Recorded data
________________
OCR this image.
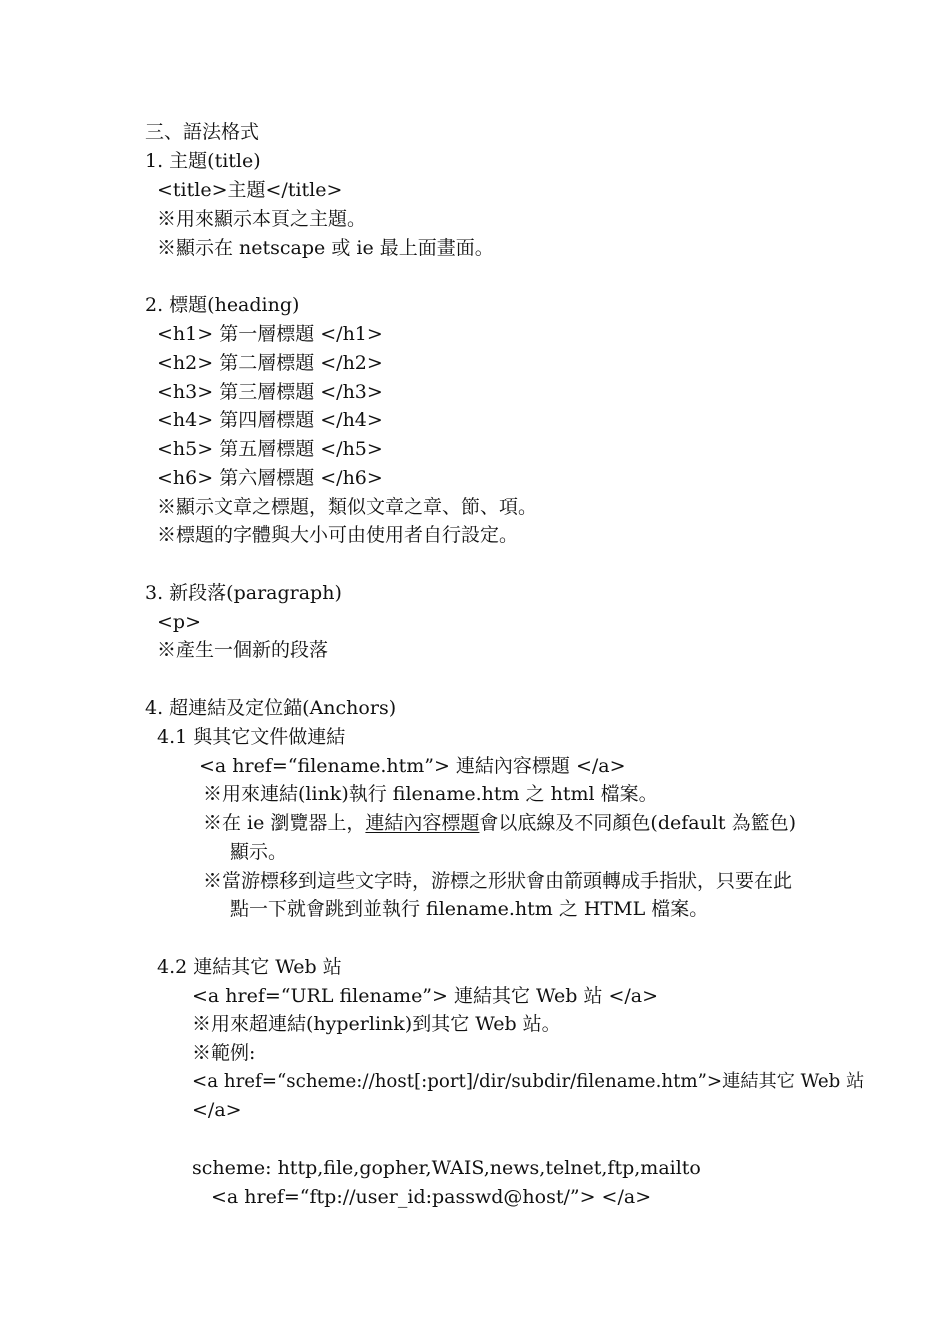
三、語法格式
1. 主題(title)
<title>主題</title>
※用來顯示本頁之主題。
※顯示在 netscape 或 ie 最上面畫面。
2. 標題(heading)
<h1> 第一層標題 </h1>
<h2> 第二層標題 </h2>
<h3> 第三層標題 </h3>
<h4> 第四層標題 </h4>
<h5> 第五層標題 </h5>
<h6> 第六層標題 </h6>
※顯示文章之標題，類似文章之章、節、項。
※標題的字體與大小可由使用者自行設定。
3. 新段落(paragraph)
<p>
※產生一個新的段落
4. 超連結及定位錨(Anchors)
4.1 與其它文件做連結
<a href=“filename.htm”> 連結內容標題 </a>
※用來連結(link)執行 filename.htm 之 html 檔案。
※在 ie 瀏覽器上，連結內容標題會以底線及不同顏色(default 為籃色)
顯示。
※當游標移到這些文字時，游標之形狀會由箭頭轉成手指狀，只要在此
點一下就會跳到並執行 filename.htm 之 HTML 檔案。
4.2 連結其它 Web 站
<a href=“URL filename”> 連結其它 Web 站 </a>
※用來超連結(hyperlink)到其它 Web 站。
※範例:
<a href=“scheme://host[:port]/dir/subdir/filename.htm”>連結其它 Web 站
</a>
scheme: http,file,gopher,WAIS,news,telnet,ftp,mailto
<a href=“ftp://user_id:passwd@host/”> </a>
________________
### Instructions for the task
Copy all lines in the listing above where the string "filename" appears.

### Full output
<a href=“filename.htm”> 連結內容標題 </a>
※用來連結(link)執行 filename.htm 之 html 檔案。
點一下就會跳到並執行 filename.htm 之 HTML 檔案。
<a href=“URL filename”> 連結其它 Web 站 </a>
<a href=“scheme://host[:port]/dir/subdir/filename.htm”>連結其它 Web 站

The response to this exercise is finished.